**WHAT THIS TASK INVOLVES**: Will you transcribe the entries that follow, exactly and in full?

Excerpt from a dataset
* * * * * * *
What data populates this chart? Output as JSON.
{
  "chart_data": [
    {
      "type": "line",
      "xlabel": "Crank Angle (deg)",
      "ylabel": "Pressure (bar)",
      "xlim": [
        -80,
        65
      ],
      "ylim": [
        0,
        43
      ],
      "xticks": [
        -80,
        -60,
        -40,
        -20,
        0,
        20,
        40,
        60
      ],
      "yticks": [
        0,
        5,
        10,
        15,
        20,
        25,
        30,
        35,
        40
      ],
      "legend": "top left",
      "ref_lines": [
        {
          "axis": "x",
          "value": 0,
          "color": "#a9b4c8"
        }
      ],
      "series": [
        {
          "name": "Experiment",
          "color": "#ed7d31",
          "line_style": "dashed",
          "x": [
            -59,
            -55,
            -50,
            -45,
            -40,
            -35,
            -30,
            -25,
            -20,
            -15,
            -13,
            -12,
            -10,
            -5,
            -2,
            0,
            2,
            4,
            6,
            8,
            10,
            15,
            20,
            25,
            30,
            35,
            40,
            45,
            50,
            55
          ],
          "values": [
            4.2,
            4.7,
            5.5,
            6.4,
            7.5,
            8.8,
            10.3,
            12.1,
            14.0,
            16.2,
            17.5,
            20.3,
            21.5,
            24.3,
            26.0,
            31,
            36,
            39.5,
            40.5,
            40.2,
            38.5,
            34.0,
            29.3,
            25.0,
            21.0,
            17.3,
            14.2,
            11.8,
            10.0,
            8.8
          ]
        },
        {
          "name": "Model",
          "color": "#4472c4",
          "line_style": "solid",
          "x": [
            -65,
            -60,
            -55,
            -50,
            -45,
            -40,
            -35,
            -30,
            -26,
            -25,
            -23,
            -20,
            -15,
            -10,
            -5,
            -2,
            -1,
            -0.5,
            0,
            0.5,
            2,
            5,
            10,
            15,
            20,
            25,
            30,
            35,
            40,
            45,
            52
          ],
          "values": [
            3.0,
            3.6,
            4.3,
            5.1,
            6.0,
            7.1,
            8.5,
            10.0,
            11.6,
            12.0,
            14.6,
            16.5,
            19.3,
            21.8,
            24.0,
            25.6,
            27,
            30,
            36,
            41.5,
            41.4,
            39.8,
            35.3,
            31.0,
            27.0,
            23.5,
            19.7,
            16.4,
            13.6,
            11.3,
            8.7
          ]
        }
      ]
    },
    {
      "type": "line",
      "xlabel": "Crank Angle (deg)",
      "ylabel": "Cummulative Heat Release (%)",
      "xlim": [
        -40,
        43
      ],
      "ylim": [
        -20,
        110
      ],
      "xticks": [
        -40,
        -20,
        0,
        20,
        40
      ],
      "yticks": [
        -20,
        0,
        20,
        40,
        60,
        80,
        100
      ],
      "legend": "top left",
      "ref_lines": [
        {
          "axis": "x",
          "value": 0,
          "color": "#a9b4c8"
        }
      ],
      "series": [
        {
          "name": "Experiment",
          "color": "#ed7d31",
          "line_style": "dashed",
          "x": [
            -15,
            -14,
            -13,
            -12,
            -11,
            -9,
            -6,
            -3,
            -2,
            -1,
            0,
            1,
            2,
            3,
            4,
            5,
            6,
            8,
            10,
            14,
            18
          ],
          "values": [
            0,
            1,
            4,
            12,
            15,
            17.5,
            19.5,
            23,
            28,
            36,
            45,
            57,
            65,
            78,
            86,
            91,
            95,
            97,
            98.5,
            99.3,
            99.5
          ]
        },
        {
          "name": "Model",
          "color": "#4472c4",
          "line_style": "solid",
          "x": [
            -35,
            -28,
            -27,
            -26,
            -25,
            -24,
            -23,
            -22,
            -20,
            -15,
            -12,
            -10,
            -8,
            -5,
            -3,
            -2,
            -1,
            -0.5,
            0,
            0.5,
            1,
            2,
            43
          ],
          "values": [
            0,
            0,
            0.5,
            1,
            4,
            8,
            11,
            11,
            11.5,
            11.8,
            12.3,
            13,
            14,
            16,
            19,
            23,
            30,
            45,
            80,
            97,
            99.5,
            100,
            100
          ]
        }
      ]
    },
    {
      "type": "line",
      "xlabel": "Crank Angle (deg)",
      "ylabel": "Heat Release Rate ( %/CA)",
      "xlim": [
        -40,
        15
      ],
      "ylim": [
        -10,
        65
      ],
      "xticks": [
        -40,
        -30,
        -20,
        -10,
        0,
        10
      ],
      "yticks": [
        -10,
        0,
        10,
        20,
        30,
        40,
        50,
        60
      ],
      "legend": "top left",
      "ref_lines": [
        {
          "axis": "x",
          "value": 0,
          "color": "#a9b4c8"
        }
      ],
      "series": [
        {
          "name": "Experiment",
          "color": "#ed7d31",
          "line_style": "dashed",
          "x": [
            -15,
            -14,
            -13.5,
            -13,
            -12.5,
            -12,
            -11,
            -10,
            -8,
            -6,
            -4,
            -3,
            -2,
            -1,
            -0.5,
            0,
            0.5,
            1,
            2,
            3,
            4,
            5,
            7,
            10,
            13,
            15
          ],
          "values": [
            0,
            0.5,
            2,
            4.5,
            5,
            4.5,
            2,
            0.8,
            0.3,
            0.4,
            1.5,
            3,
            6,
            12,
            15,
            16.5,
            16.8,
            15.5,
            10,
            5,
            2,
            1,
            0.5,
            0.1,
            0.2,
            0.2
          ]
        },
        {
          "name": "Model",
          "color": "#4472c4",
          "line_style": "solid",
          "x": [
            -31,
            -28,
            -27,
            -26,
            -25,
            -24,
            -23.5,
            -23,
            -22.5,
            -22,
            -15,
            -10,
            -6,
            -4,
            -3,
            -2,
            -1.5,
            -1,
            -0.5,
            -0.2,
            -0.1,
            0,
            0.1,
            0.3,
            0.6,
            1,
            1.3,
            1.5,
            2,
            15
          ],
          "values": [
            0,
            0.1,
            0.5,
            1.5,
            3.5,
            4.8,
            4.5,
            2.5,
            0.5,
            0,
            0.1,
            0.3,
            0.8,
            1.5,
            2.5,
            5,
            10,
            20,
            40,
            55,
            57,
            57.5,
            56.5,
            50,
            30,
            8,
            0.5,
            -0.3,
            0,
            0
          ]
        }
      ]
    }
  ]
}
* * * * * * *
**EXPECTED ANSWER**:
What data populates this chart? Output as JSON.
{
  "chart_data": [
    {
      "type": "line",
      "xlabel": "Crank Angle (deg)",
      "ylabel": "Pressure (bar)",
      "xlim": [
        -80,
        65
      ],
      "ylim": [
        0,
        43
      ],
      "xticks": [
        -80,
        -60,
        -40,
        -20,
        0,
        20,
        40,
        60
      ],
      "yticks": [
        0,
        5,
        10,
        15,
        20,
        25,
        30,
        35,
        40
      ],
      "legend": "top left",
      "ref_lines": [
        {
          "axis": "x",
          "value": 0,
          "color": "#a9b4c8"
        }
      ],
      "series": [
        {
          "name": "Experiment",
          "color": "#ed7d31",
          "line_style": "dashed",
          "x": [
            -59,
            -55,
            -50,
            -45,
            -40,
            -35,
            -30,
            -25,
            -20,
            -15,
            -13,
            -12,
            -10,
            -5,
            -2,
            0,
            2,
            4,
            6,
            8,
            10,
            15,
            20,
            25,
            30,
            35,
            40,
            45,
            50,
            55
          ],
          "values": [
            4.2,
            4.7,
            5.5,
            6.4,
            7.5,
            8.8,
            10.3,
            12.1,
            14.0,
            16.2,
            17.5,
            20.3,
            21.5,
            24.3,
            26.0,
            31,
            36,
            39.5,
            40.5,
            40.2,
            38.5,
            34.0,
            29.3,
            25.0,
            21.0,
            17.3,
            14.2,
            11.8,
            10.0,
            8.8
          ]
        },
        {
          "name": "Model",
          "color": "#4472c4",
          "line_style": "solid",
          "x": [
            -65,
            -60,
            -55,
            -50,
            -45,
            -40,
            -35,
            -30,
            -26,
            -25,
            -23,
            -20,
            -15,
            -10,
            -5,
            -2,
            -1,
            -0.5,
            0,
            0.5,
            2,
            5,
            10,
            15,
            20,
            25,
            30,
            35,
            40,
            45,
            52
          ],
          "values": [
            3.0,
            3.6,
            4.3,
            5.1,
            6.0,
            7.1,
            8.5,
            10.0,
            11.6,
            12.0,
            14.6,
            16.5,
            19.3,
            21.8,
            24.0,
            25.6,
            27,
            30,
            36,
            41.5,
            41.4,
            39.8,
            35.3,
            31.0,
            27.0,
            23.5,
            19.7,
            16.4,
            13.6,
            11.3,
            8.7
          ]
        }
      ]
    },
    {
      "type": "line",
      "xlabel": "Crank Angle (deg)",
      "ylabel": "Cummulative Heat Release (%)",
      "xlim": [
        -40,
        43
      ],
      "ylim": [
        -20,
        110
      ],
      "xticks": [
        -40,
        -20,
        0,
        20,
        40
      ],
      "yticks": [
        -20,
        0,
        20,
        40,
        60,
        80,
        100
      ],
      "legend": "top left",
      "ref_lines": [
        {
          "axis": "x",
          "value": 0,
          "color": "#a9b4c8"
        }
      ],
      "series": [
        {
          "name": "Experiment",
          "color": "#ed7d31",
          "line_style": "dashed",
          "x": [
            -15,
            -14,
            -13,
            -12,
            -11,
            -9,
            -6,
            -3,
            -2,
            -1,
            0,
            1,
            2,
            3,
            4,
            5,
            6,
            8,
            10,
            14,
            18
          ],
          "values": [
            0,
            1,
            4,
            12,
            15,
            17.5,
            19.5,
            23,
            28,
            36,
            45,
            57,
            65,
            78,
            86,
            91,
            95,
            97,
            98.5,
            99.3,
            99.5
          ]
        },
        {
          "name": "Model",
          "color": "#4472c4",
          "line_style": "solid",
          "x": [
            -35,
            -28,
            -27,
            -26,
            -25,
            -24,
            -23,
            -22,
            -20,
            -15,
            -12,
            -10,
            -8,
            -5,
            -3,
            -2,
            -1,
            -0.5,
            0,
            0.5,
            1,
            2,
            43
          ],
          "values": [
            0,
            0,
            0.5,
            1,
            4,
            8,
            11,
            11,
            11.5,
            11.8,
            12.3,
            13,
            14,
            16,
            19,
            23,
            30,
            45,
            80,
            97,
            99.5,
            100,
            100
          ]
        }
      ]
    },
    {
      "type": "line",
      "xlabel": "Crank Angle (deg)",
      "ylabel": "Heat Release Rate ( %/CA)",
      "xlim": [
        -40,
        15
      ],
      "ylim": [
        -10,
        65
      ],
      "xticks": [
        -40,
        -30,
        -20,
        -10,
        0,
        10
      ],
      "yticks": [
        -10,
        0,
        10,
        20,
        30,
        40,
        50,
        60
      ],
      "legend": "top left",
      "ref_lines": [
        {
          "axis": "x",
          "value": 0,
          "color": "#a9b4c8"
        }
      ],
      "series": [
        {
          "name": "Experiment",
          "color": "#ed7d31",
          "line_style": "dashed",
          "x": [
            -15,
            -14,
            -13.5,
            -13,
            -12.5,
            -12,
            -11,
            -10,
            -8,
            -6,
            -4,
            -3,
            -2,
            -1,
            -0.5,
            0,
            0.5,
            1,
            2,
            3,
            4,
            5,
            7,
            10,
            13,
            15
          ],
          "values": [
            0,
            0.5,
            2,
            4.5,
            5,
            4.5,
            2,
            0.8,
            0.3,
            0.4,
            1.5,
            3,
            6,
            12,
            15,
            16.5,
            16.8,
            15.5,
            10,
            5,
            2,
            1,
            0.5,
            0.1,
            0.2,
            0.2
          ]
        },
        {
          "name": "Model",
          "color": "#4472c4",
          "line_style": "solid",
          "x": [
            -31,
            -28,
            -27,
            -26,
            -25,
            -24,
            -23.5,
            -23,
            -22.5,
            -22,
            -15,
            -10,
            -6,
            -4,
            -3,
            -2,
            -1.5,
            -1,
            -0.5,
            -0.2,
            -0.1,
            0,
            0.1,
            0.3,
            0.6,
            1,
            1.3,
            1.5,
            2,
            15
          ],
          "values": [
            0,
            0.1,
            0.5,
            1.5,
            3.5,
            4.8,
            4.5,
            2.5,
            0.5,
            0,
            0.1,
            0.3,
            0.8,
            1.5,
            2.5,
            5,
            10,
            20,
            40,
            55,
            57,
            57.5,
            56.5,
            50,
            30,
            8,
            0.5,
            -0.3,
            0,
            0
          ]
        }
      ]
    }
  ]
}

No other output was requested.